Lines of data
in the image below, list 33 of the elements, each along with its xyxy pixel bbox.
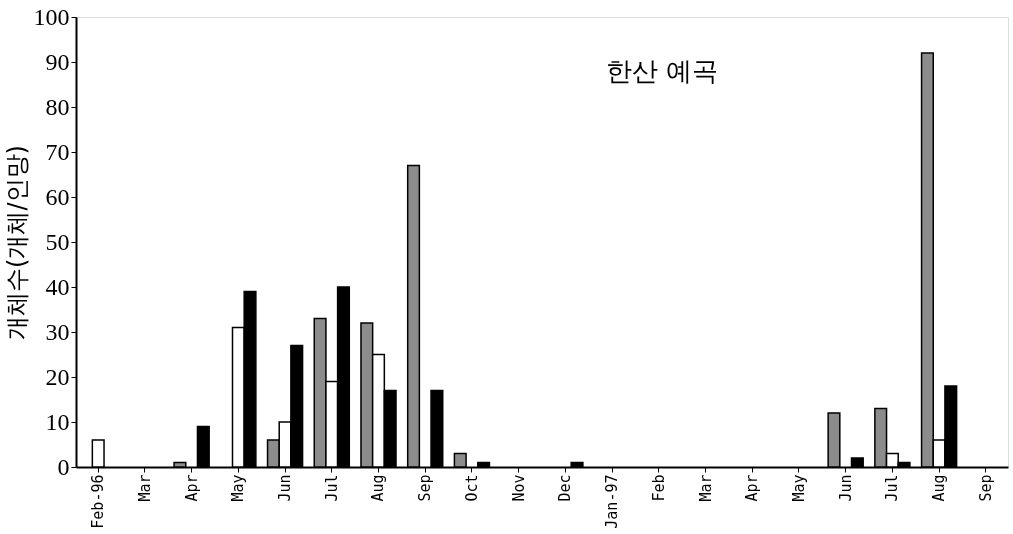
y-tick-label: 20 [45, 363, 70, 390]
x-tick-label: Dec [556, 474, 575, 502]
x-tick-label: Jan-97 [603, 474, 622, 529]
x-tick-label: Mar [696, 474, 715, 502]
x-tick-label: May [789, 474, 808, 502]
y-tick-label: 70 [45, 138, 70, 165]
x-tick-label: Aug [930, 474, 949, 502]
x-tick-label: Jul [883, 474, 902, 502]
x-tick-label: Sep [416, 474, 435, 502]
y-tick-label: 100 [33, 3, 70, 30]
y-tick-label: 10 [45, 408, 70, 435]
y-tick-label: 40 [45, 273, 70, 300]
x-tick-label: Jun [276, 474, 295, 502]
y-tick-label: 30 [45, 318, 70, 345]
x-tick-label: Jul [322, 474, 341, 502]
y-tick-label: 80 [45, 93, 70, 120]
x-tick-label: Oct [462, 474, 481, 502]
y-tick-label: 0 [57, 453, 70, 480]
x-tick-label: Mar [135, 474, 154, 502]
y-tick-label: 60 [45, 183, 70, 210]
y-tick-label: 50 [45, 228, 70, 255]
x-tick-label: Feb-96 [89, 474, 108, 529]
x-tick-label: Apr [182, 474, 201, 502]
x-tick-label: Nov [509, 474, 528, 502]
text: 한산 예곡 [605, 56, 719, 86]
x-tick-label: Aug [369, 474, 388, 502]
y-axis-title: 개체수(개체/인망) [2, 145, 31, 340]
x-tick-label: May [229, 474, 248, 502]
x-tick-label: Jun [836, 474, 855, 502]
x-tick-label: Sep [976, 474, 995, 502]
x-tick-label: Apr [743, 474, 762, 502]
y-tick-label: 90 [45, 48, 70, 75]
x-tick-label: Feb [649, 474, 668, 502]
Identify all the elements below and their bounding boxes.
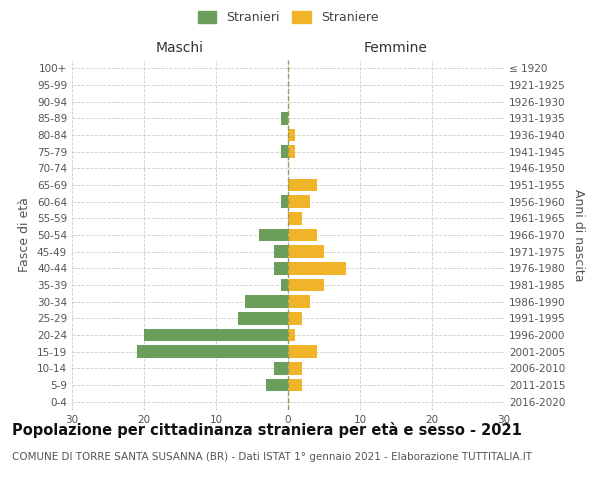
Bar — [288, 196, 310, 208]
Bar — [238, 312, 288, 324]
Bar — [288, 296, 310, 308]
Bar — [288, 362, 302, 374]
Bar — [288, 262, 346, 274]
Bar — [281, 196, 288, 208]
Bar — [274, 362, 288, 374]
Text: COMUNE DI TORRE SANTA SUSANNA (BR) - Dati ISTAT 1° gennaio 2021 - Elaborazione T: COMUNE DI TORRE SANTA SUSANNA (BR) - Dat… — [12, 452, 532, 462]
Text: Popolazione per cittadinanza straniera per età e sesso - 2021: Popolazione per cittadinanza straniera p… — [12, 422, 522, 438]
Bar — [288, 246, 324, 258]
Bar — [281, 112, 288, 124]
Bar — [288, 279, 324, 291]
Y-axis label: Fasce di età: Fasce di età — [19, 198, 31, 272]
Bar — [288, 179, 317, 191]
Bar — [288, 329, 295, 341]
Bar — [288, 312, 302, 324]
Y-axis label: Anni di nascita: Anni di nascita — [572, 188, 585, 281]
Bar — [288, 146, 295, 158]
Bar — [245, 296, 288, 308]
Bar — [274, 262, 288, 274]
Bar — [274, 246, 288, 258]
Bar — [137, 346, 288, 358]
Legend: Stranieri, Straniere: Stranieri, Straniere — [195, 8, 381, 26]
Bar — [288, 379, 302, 391]
Bar — [144, 329, 288, 341]
Bar — [288, 212, 302, 224]
Bar — [281, 146, 288, 158]
Bar — [288, 346, 317, 358]
Bar — [281, 279, 288, 291]
Bar — [259, 229, 288, 241]
Bar — [288, 229, 317, 241]
Bar — [288, 128, 295, 141]
Bar — [266, 379, 288, 391]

AIM: Return the entries verbatim from the first line through the line containing "Identify all the", including that line. Leave out the pictures.

PROBLEM SOLUTION:
in the image below, list 33 of the elements, each along with its xyxy pixel bbox.
y-tick-label: 20 [45, 363, 70, 390]
x-tick-label: Dec [556, 474, 575, 502]
x-tick-label: Jan-97 [603, 474, 622, 529]
x-tick-label: Mar [696, 474, 715, 502]
x-tick-label: May [789, 474, 808, 502]
y-tick-label: 70 [45, 138, 70, 165]
x-tick-label: Aug [930, 474, 949, 502]
x-tick-label: Jul [883, 474, 902, 502]
x-tick-label: Sep [416, 474, 435, 502]
y-tick-label: 100 [33, 3, 70, 30]
y-tick-label: 10 [45, 408, 70, 435]
y-tick-label: 40 [45, 273, 70, 300]
x-tick-label: Jun [276, 474, 295, 502]
y-tick-label: 30 [45, 318, 70, 345]
x-tick-label: Jul [322, 474, 341, 502]
y-tick-label: 80 [45, 93, 70, 120]
x-tick-label: Oct [462, 474, 481, 502]
y-tick-label: 0 [57, 453, 70, 480]
x-tick-label: Mar [135, 474, 154, 502]
y-tick-label: 60 [45, 183, 70, 210]
y-tick-label: 50 [45, 228, 70, 255]
x-tick-label: Feb-96 [89, 474, 108, 529]
x-tick-label: Apr [182, 474, 201, 502]
x-tick-label: Nov [509, 474, 528, 502]
text: 한산 예곡 [605, 56, 719, 86]
x-tick-label: Aug [369, 474, 388, 502]
y-axis-title: 개체수(개체/인망) [2, 145, 31, 340]
x-tick-label: May [229, 474, 248, 502]
x-tick-label: Jun [836, 474, 855, 502]
x-tick-label: Sep [976, 474, 995, 502]
x-tick-label: Apr [743, 474, 762, 502]
y-tick-label: 90 [45, 48, 70, 75]
x-tick-label: Feb [649, 474, 668, 502]
Identify all the elements below and their bounding boxes.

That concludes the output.